-- Start Extracted material --

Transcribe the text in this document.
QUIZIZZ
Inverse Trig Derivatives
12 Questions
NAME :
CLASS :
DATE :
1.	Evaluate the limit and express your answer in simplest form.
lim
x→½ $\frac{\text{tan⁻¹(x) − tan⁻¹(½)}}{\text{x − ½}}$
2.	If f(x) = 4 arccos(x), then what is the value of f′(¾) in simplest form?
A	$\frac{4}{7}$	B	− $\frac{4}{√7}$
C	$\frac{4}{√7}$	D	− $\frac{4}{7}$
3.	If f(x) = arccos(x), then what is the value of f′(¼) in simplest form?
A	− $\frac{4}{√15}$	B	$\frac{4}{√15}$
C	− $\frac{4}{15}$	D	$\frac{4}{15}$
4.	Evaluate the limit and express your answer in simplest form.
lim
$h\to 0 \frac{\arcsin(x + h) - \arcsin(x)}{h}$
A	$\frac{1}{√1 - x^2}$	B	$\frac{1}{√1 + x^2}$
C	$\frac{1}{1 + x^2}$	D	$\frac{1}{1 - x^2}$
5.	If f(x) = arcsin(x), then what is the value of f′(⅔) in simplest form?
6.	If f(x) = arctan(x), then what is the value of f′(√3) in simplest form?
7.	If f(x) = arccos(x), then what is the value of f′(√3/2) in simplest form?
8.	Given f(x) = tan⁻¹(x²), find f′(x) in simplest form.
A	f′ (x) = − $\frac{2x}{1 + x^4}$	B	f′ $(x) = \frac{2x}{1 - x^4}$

-- End Extracted material --

All of the entries need to be reproduced exactly; please write them out.

Transcribe the text in this document.
QUIZIZZ
Inverse Trig Derivatives
12 Questions
NAME :
CLASS :
DATE :
1.	Evaluate the limit and express your answer in simplest form.
lim
x→½ $\frac{\text{tan⁻¹(x) − tan⁻¹(½)}}{\text{x − ½}}$
2.	If f(x) = 4 arccos(x), then what is the value of f′(¾) in simplest form?
A	$\frac{4}{7}$	B	− $\frac{4}{√7}$
C	$\frac{4}{√7}$	D	− $\frac{4}{7}$
3.	If f(x) = arccos(x), then what is the value of f′(¼) in simplest form?
A	− $\frac{4}{√15}$	B	$\frac{4}{√15}$
C	− $\frac{4}{15}$	D	$\frac{4}{15}$
4.	Evaluate the limit and express your answer in simplest form.
lim
$h\to 0 \frac{\arcsin(x + h) - \arcsin(x)}{h}$
A	$\frac{1}{√1 - x^2}$	B	$\frac{1}{√1 + x^2}$
C	$\frac{1}{1 + x^2}$	D	$\frac{1}{1 - x^2}$
5.	If f(x) = arcsin(x), then what is the value of f′(⅔) in simplest form?
6.	If f(x) = arctan(x), then what is the value of f′(√3) in simplest form?
7.	If f(x) = arccos(x), then what is the value of f′(√3/2) in simplest form?
8.	Given f(x) = tan⁻¹(x²), find f′(x) in simplest form.
A	f′ (x) = − $\frac{2x}{1 + x^4}$	B	f′ $(x) = \frac{2x}{1 - x^4}$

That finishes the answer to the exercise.